- TASK GOAL -
Return only the number of lines in the entries below that hold the word "area".

---------- DATA PROVIDED

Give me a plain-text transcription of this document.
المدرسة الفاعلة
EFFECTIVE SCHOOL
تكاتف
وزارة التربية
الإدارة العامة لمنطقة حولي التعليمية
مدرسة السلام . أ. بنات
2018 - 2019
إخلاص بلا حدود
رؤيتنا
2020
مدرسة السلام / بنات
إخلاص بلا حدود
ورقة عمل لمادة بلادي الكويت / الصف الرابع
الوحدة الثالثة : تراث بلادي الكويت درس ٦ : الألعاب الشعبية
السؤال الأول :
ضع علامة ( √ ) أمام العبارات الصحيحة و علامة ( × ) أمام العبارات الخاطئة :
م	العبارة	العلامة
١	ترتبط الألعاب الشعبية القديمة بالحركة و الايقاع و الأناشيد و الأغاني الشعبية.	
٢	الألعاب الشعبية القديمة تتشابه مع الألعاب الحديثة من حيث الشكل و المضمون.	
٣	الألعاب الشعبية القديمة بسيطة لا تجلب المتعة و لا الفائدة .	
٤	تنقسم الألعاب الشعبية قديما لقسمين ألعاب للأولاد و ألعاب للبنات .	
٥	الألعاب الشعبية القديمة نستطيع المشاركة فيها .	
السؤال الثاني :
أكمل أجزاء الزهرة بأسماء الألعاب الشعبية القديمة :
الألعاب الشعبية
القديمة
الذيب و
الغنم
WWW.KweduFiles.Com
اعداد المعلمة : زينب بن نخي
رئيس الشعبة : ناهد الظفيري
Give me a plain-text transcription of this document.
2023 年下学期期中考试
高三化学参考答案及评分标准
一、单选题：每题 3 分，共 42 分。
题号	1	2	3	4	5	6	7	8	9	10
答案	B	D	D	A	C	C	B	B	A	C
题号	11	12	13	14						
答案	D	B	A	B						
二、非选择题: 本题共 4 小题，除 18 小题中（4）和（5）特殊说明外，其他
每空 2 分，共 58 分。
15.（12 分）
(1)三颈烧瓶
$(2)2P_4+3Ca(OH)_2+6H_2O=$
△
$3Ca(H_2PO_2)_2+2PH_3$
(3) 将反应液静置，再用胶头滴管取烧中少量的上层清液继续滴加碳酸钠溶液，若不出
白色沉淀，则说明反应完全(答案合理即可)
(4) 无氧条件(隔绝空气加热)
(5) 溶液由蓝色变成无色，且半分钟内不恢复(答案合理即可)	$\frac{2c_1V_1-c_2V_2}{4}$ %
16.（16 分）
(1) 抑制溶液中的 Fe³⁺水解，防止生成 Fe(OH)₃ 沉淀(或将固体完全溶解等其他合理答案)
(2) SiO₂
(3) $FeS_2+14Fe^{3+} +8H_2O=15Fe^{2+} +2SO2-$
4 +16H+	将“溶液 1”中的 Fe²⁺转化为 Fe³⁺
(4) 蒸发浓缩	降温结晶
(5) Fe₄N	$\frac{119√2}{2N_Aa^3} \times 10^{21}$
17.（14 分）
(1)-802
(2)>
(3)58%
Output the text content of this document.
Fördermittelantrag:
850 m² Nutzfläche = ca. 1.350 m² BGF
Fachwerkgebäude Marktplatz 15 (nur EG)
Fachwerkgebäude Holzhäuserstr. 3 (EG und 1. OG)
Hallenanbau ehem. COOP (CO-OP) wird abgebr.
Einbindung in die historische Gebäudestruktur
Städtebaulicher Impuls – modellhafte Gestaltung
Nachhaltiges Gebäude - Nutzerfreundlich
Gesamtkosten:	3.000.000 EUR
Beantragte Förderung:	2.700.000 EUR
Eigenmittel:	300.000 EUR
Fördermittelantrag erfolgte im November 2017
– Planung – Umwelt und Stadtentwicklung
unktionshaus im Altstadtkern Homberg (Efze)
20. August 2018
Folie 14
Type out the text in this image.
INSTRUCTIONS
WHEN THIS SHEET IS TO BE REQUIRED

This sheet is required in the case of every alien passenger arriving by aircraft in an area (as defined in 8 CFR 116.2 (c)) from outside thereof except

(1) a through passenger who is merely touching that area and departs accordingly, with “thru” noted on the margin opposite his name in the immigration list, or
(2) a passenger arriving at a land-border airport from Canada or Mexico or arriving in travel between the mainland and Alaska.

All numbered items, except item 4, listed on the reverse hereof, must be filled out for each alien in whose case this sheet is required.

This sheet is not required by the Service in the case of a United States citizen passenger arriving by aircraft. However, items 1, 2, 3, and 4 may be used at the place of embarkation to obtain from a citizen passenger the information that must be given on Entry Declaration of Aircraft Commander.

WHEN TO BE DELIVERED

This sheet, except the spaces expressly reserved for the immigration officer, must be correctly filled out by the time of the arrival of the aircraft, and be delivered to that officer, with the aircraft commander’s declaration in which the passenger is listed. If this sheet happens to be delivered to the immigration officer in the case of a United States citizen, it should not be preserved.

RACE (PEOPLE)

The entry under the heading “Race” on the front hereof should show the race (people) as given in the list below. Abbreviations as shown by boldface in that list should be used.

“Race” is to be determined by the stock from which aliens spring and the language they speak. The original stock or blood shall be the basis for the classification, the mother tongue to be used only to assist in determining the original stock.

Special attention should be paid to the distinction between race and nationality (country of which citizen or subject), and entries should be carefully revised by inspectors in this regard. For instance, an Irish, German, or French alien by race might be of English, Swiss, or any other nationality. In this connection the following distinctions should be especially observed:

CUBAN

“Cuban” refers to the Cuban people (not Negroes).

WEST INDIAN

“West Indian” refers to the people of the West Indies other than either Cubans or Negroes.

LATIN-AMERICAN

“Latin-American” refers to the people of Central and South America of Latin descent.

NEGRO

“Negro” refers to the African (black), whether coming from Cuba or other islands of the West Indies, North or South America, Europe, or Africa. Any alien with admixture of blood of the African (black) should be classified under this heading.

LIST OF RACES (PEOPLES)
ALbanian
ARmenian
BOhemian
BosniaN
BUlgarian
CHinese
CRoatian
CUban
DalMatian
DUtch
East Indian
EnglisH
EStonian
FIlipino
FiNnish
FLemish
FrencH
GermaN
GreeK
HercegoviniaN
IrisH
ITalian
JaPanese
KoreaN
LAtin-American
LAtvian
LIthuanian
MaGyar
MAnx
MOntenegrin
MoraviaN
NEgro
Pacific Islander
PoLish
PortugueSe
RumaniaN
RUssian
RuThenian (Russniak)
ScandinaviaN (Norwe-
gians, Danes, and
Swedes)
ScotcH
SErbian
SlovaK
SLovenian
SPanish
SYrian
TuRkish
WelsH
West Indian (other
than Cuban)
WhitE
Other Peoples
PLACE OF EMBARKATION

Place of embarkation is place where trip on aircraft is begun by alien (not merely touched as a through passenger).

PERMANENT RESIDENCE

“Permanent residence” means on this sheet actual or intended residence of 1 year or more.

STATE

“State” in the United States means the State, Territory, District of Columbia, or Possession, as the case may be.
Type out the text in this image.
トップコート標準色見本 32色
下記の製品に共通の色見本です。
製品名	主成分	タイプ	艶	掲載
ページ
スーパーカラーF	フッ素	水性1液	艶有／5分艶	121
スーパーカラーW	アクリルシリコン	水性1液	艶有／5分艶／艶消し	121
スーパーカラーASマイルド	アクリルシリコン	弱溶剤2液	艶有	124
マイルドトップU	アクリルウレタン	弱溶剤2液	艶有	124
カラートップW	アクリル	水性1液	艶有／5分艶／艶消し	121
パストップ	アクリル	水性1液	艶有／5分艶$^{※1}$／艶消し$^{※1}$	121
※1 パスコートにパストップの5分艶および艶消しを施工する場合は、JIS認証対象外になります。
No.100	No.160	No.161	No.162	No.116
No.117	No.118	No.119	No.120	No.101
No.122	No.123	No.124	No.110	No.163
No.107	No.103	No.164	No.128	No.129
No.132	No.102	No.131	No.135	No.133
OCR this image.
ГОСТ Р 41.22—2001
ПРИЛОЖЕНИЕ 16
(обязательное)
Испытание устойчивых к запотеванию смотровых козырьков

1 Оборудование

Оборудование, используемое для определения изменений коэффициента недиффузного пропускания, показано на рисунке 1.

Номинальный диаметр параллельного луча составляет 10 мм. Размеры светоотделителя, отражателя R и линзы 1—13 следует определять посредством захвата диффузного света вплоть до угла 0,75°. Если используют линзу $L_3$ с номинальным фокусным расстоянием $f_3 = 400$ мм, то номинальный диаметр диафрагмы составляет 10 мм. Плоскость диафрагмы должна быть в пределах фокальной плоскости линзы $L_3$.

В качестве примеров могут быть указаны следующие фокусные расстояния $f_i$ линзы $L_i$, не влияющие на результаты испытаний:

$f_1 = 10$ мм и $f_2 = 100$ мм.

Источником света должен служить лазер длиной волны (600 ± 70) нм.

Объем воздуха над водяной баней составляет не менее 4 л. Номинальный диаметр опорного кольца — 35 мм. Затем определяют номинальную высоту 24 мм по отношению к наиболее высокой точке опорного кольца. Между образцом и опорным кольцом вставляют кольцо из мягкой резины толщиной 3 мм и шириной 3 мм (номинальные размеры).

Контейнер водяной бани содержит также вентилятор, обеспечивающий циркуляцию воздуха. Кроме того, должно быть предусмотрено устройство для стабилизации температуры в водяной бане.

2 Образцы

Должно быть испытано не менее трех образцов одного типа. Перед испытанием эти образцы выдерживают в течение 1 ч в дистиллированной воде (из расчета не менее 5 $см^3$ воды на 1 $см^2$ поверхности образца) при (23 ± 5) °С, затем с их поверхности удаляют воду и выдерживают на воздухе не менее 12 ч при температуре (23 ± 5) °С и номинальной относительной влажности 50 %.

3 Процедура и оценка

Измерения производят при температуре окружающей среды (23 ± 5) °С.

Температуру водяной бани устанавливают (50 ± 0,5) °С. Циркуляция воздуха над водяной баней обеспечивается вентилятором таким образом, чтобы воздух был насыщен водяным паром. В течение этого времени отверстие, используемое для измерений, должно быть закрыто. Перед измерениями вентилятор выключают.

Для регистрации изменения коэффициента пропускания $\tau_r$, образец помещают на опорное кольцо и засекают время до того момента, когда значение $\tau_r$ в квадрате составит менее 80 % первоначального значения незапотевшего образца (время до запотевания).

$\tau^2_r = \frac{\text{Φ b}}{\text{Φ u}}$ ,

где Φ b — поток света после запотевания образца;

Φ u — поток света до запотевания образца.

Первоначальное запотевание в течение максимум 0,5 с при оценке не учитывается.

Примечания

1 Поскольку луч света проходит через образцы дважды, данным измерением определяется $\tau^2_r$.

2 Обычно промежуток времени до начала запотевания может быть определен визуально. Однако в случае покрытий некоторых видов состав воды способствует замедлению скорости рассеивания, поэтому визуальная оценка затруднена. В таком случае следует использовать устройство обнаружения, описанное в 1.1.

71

--------------------

- CORRECT RESULT -
2